Start of DATA TO USE

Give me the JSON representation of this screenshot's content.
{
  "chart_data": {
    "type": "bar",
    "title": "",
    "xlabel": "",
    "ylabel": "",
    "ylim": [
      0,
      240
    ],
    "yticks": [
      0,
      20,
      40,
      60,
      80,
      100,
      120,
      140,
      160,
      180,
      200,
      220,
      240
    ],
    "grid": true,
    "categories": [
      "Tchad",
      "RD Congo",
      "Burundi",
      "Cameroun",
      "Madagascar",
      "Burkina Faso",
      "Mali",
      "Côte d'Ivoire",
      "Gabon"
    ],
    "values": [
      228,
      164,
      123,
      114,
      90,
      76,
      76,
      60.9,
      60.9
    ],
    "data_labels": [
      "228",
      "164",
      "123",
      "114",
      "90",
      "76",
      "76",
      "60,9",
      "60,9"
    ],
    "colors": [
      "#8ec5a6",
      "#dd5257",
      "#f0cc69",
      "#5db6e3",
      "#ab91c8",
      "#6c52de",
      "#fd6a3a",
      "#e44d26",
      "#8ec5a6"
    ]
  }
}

End of DATA TO USE

* [WHAT IS BEING ASKED]
Copy out each record exactly as given, omitting none.

* [EXERCISE OUTPUT]
Give me the JSON representation of this screenshot's content.
{
  "chart_data": {
    "type": "bar",
    "title": "",
    "xlabel": "",
    "ylabel": "",
    "ylim": [
      0,
      240
    ],
    "yticks": [
      0,
      20,
      40,
      60,
      80,
      100,
      120,
      140,
      160,
      180,
      200,
      220,
      240
    ],
    "grid": true,
    "categories": [
      "Tchad",
      "RD Congo",
      "Burundi",
      "Cameroun",
      "Madagascar",
      "Burkina Faso",
      "Mali",
      "Côte d'Ivoire",
      "Gabon"
    ],
    "values": [
      228,
      164,
      123,
      114,
      90,
      76,
      76,
      60.9,
      60.9
    ],
    "data_labels": [
      "228",
      "164",
      "123",
      "114",
      "90",
      "76",
      "76",
      "60,9",
      "60,9"
    ],
    "colors": [
      "#8ec5a6",
      "#dd5257",
      "#f0cc69",
      "#5db6e3",
      "#ab91c8",
      "#6c52de",
      "#fd6a3a",
      "#e44d26",
      "#8ec5a6"
    ]
  }
}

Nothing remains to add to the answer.